*** Data for processing ***
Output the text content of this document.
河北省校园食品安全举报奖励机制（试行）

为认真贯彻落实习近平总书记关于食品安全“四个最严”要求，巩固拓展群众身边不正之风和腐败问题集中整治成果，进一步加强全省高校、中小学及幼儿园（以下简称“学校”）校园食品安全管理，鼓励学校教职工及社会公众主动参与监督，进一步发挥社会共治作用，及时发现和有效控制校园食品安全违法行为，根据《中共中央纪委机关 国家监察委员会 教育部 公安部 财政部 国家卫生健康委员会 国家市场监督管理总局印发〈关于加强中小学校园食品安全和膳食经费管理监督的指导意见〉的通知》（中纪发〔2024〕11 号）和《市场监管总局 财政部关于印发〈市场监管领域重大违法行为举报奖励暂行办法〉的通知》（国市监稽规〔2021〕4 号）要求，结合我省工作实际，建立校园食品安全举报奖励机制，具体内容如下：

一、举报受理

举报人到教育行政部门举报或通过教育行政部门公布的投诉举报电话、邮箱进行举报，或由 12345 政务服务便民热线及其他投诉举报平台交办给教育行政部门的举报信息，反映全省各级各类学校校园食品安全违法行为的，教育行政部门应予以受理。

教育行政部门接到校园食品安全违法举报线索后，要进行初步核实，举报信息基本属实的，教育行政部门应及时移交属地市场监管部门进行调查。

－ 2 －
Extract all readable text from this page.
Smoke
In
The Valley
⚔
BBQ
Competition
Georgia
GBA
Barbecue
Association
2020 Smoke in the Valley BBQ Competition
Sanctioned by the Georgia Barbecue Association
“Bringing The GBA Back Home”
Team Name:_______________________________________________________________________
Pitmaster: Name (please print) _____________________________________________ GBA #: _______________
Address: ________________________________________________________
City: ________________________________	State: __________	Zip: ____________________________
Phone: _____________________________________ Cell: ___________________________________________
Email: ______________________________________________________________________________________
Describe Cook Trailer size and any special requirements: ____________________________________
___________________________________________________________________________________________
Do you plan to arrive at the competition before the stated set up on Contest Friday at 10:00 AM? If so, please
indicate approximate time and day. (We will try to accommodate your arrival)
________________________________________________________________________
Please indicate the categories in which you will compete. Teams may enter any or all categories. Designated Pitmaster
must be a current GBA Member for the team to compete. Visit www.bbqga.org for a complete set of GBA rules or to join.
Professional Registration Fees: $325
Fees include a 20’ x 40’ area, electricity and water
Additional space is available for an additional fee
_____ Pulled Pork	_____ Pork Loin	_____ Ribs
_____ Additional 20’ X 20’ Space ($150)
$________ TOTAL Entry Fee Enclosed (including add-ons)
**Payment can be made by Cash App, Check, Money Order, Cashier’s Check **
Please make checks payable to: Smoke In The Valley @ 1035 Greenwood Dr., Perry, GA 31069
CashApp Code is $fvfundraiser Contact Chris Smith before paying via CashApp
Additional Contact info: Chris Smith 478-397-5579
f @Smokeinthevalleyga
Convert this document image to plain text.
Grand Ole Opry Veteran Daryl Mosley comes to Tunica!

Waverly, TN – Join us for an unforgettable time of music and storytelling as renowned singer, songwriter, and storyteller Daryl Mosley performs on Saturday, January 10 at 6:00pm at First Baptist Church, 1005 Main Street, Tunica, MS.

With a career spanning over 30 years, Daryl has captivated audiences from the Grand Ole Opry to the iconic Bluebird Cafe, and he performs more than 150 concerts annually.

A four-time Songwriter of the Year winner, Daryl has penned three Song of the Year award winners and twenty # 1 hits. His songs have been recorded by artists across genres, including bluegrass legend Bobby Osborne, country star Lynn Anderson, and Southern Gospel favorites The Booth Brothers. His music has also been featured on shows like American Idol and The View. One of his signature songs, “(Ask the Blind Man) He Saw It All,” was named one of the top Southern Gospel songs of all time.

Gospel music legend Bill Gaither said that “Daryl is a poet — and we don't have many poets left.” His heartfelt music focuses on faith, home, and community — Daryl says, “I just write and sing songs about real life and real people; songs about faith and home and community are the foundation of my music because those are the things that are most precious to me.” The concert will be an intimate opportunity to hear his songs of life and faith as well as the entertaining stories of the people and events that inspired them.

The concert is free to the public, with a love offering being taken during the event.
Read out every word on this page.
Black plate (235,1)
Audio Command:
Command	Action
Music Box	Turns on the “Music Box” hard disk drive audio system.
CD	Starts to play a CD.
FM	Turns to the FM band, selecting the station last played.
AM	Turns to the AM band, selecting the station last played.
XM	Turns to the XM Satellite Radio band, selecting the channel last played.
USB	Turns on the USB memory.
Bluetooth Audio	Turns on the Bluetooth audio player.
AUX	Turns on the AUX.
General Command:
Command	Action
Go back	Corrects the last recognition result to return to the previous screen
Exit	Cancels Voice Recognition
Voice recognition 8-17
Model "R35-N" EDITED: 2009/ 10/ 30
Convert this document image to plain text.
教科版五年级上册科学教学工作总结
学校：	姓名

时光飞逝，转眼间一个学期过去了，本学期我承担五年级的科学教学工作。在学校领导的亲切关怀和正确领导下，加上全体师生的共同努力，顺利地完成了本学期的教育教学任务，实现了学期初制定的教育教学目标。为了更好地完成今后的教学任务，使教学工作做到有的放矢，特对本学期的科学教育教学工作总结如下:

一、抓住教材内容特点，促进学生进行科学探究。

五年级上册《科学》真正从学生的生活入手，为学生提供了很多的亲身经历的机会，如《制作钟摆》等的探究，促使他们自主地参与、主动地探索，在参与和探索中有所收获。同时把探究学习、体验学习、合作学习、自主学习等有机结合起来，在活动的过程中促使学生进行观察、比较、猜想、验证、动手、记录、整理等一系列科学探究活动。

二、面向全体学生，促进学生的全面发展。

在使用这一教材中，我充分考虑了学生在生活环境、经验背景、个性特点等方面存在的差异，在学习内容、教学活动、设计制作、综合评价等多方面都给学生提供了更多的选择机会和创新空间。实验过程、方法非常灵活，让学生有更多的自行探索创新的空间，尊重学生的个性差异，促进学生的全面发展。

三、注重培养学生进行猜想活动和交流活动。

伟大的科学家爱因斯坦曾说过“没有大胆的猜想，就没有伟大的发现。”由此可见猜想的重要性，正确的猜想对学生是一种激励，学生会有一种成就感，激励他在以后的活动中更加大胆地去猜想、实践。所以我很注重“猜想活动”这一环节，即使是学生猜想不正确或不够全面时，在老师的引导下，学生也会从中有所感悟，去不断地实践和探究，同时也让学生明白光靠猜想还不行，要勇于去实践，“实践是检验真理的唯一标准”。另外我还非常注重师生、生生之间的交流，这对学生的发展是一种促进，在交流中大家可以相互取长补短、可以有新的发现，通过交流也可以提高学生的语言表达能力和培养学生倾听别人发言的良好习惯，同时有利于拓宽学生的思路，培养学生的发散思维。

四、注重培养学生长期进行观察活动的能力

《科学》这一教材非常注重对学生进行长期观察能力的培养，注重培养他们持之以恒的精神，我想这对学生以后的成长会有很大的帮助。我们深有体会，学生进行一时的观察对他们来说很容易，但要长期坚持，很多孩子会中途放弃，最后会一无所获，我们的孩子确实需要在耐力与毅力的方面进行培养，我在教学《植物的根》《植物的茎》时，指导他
***
The listing above must be transcribed exactly, line by line.

- **Answer for this exercise**
Output the text content of this document.
河北省校园食品安全举报奖励机制（试行）

为认真贯彻落实习近平总书记关于食品安全“四个最严”要求，巩固拓展群众身边不正之风和腐败问题集中整治成果，进一步加强全省高校、中小学及幼儿园（以下简称“学校”）校园食品安全管理，鼓励学校教职工及社会公众主动参与监督，进一步发挥社会共治作用，及时发现和有效控制校园食品安全违法行为，根据《中共中央纪委机关 国家监察委员会 教育部 公安部 财政部 国家卫生健康委员会 国家市场监督管理总局印发〈关于加强中小学校园食品安全和膳食经费管理监督的指导意见〉的通知》（中纪发〔2024〕11 号）和《市场监管总局 财政部关于印发〈市场监管领域重大违法行为举报奖励暂行办法〉的通知》（国市监稽规〔2021〕4 号）要求，结合我省工作实际，建立校园食品安全举报奖励机制，具体内容如下：

一、举报受理

举报人到教育行政部门举报或通过教育行政部门公布的投诉举报电话、邮箱进行举报，或由 12345 政务服务便民热线及其他投诉举报平台交办给教育行政部门的举报信息，反映全省各级各类学校校园食品安全违法行为的，教育行政部门应予以受理。

教育行政部门接到校园食品安全违法举报线索后，要进行初步核实，举报信息基本属实的，教育行政部门应及时移交属地市场监管部门进行调查。

－ 2 －
Extract all readable text from this page.
Smoke
In
The Valley
⚔
BBQ
Competition
Georgia
GBA
Barbecue
Association
2020 Smoke in the Valley BBQ Competition
Sanctioned by the Georgia Barbecue Association
“Bringing The GBA Back Home”
Team Name:_______________________________________________________________________
Pitmaster: Name (please print) _____________________________________________ GBA #: _______________
Address: ________________________________________________________
City: ________________________________	State: __________	Zip: ____________________________
Phone: _____________________________________ Cell: ___________________________________________
Email: ______________________________________________________________________________________
Describe Cook Trailer size and any special requirements: ____________________________________
___________________________________________________________________________________________
Do you plan to arrive at the competition before the stated set up on Contest Friday at 10:00 AM? If so, please
indicate approximate time and day. (We will try to accommodate your arrival)
________________________________________________________________________
Please indicate the categories in which you will compete. Teams may enter any or all categories. Designated Pitmaster
must be a current GBA Member for the team to compete. Visit www.bbqga.org for a complete set of GBA rules or to join.
Professional Registration Fees: $325
Fees include a 20’ x 40’ area, electricity and water
Additional space is available for an additional fee
_____ Pulled Pork	_____ Pork Loin	_____ Ribs
_____ Additional 20’ X 20’ Space ($150)
$________ TOTAL Entry Fee Enclosed (including add-ons)
**Payment can be made by Cash App, Check, Money Order, Cashier’s Check **
Please make checks payable to: Smoke In The Valley @ 1035 Greenwood Dr., Perry, GA 31069
CashApp Code is $fvfundraiser Contact Chris Smith before paying via CashApp
Additional Contact info: Chris Smith 478-397-5579
f @Smokeinthevalleyga
Convert this document image to plain text.
Grand Ole Opry Veteran Daryl Mosley comes to Tunica!

Waverly, TN – Join us for an unforgettable time of music and storytelling as renowned singer, songwriter, and storyteller Daryl Mosley performs on Saturday, January 10 at 6:00pm at First Baptist Church, 1005 Main Street, Tunica, MS.

With a career spanning over 30 years, Daryl has captivated audiences from the Grand Ole Opry to the iconic Bluebird Cafe, and he performs more than 150 concerts annually.

A four-time Songwriter of the Year winner, Daryl has penned three Song of the Year award winners and twenty # 1 hits. His songs have been recorded by artists across genres, including bluegrass legend Bobby Osborne, country star Lynn Anderson, and Southern Gospel favorites The Booth Brothers. His music has also been featured on shows like American Idol and The View. One of his signature songs, “(Ask the Blind Man) He Saw It All,” was named one of the top Southern Gospel songs of all time.

Gospel music legend Bill Gaither said that “Daryl is a poet — and we don't have many poets left.” His heartfelt music focuses on faith, home, and community — Daryl says, “I just write and sing songs about real life and real people; songs about faith and home and community are the foundation of my music because those are the things that are most precious to me.” The concert will be an intimate opportunity to hear his songs of life and faith as well as the entertaining stories of the people and events that inspired them.

The concert is free to the public, with a love offering being taken during the event.
Read out every word on this page.
Black plate (235,1)
Audio Command:
Command	Action
Music Box	Turns on the “Music Box” hard disk drive audio system.
CD	Starts to play a CD.
FM	Turns to the FM band, selecting the station last played.
AM	Turns to the AM band, selecting the station last played.
XM	Turns to the XM Satellite Radio band, selecting the channel last played.
USB	Turns on the USB memory.
Bluetooth Audio	Turns on the Bluetooth audio player.
AUX	Turns on the AUX.
General Command:
Command	Action
Go back	Corrects the last recognition result to return to the previous screen
Exit	Cancels Voice Recognition
Voice recognition 8-17
Model "R35-N" EDITED: 2009/ 10/ 30
Convert this document image to plain text.
教科版五年级上册科学教学工作总结
学校：	姓名

时光飞逝，转眼间一个学期过去了，本学期我承担五年级的科学教学工作。在学校领导的亲切关怀和正确领导下，加上全体师生的共同努力，顺利地完成了本学期的教育教学任务，实现了学期初制定的教育教学目标。为了更好地完成今后的教学任务，使教学工作做到有的放矢，特对本学期的科学教育教学工作总结如下:

一、抓住教材内容特点，促进学生进行科学探究。

五年级上册《科学》真正从学生的生活入手，为学生提供了很多的亲身经历的机会，如《制作钟摆》等的探究，促使他们自主地参与、主动地探索，在参与和探索中有所收获。同时把探究学习、体验学习、合作学习、自主学习等有机结合起来，在活动的过程中促使学生进行观察、比较、猜想、验证、动手、记录、整理等一系列科学探究活动。

二、面向全体学生，促进学生的全面发展。

在使用这一教材中，我充分考虑了学生在生活环境、经验背景、个性特点等方面存在的差异，在学习内容、教学活动、设计制作、综合评价等多方面都给学生提供了更多的选择机会和创新空间。实验过程、方法非常灵活，让学生有更多的自行探索创新的空间，尊重学生的个性差异，促进学生的全面发展。

三、注重培养学生进行猜想活动和交流活动。

伟大的科学家爱因斯坦曾说过“没有大胆的猜想，就没有伟大的发现。”由此可见猜想的重要性，正确的猜想对学生是一种激励，学生会有一种成就感，激励他在以后的活动中更加大胆地去猜想、实践。所以我很注重“猜想活动”这一环节，即使是学生猜想不正确或不够全面时，在老师的引导下，学生也会从中有所感悟，去不断地实践和探究，同时也让学生明白光靠猜想还不行，要勇于去实践，“实践是检验真理的唯一标准”。另外我还非常注重师生、生生之间的交流，这对学生的发展是一种促进，在交流中大家可以相互取长补短、可以有新的发现，通过交流也可以提高学生的语言表达能力和培养学生倾听别人发言的良好习惯，同时有利于拓宽学生的思路，培养学生的发散思维。

四、注重培养学生长期进行观察活动的能力

《科学》这一教材非常注重对学生进行长期观察能力的培养，注重培养他们持之以恒的精神，我想这对学生以后的成长会有很大的帮助。我们深有体会，学生进行一时的观察对他们来说很容易，但要长期坚持，很多孩子会中途放弃，最后会一无所获，我们的孩子确实需要在耐力与毅力的方面进行培养，我在教学《植物的根》《植物的茎》时，指导他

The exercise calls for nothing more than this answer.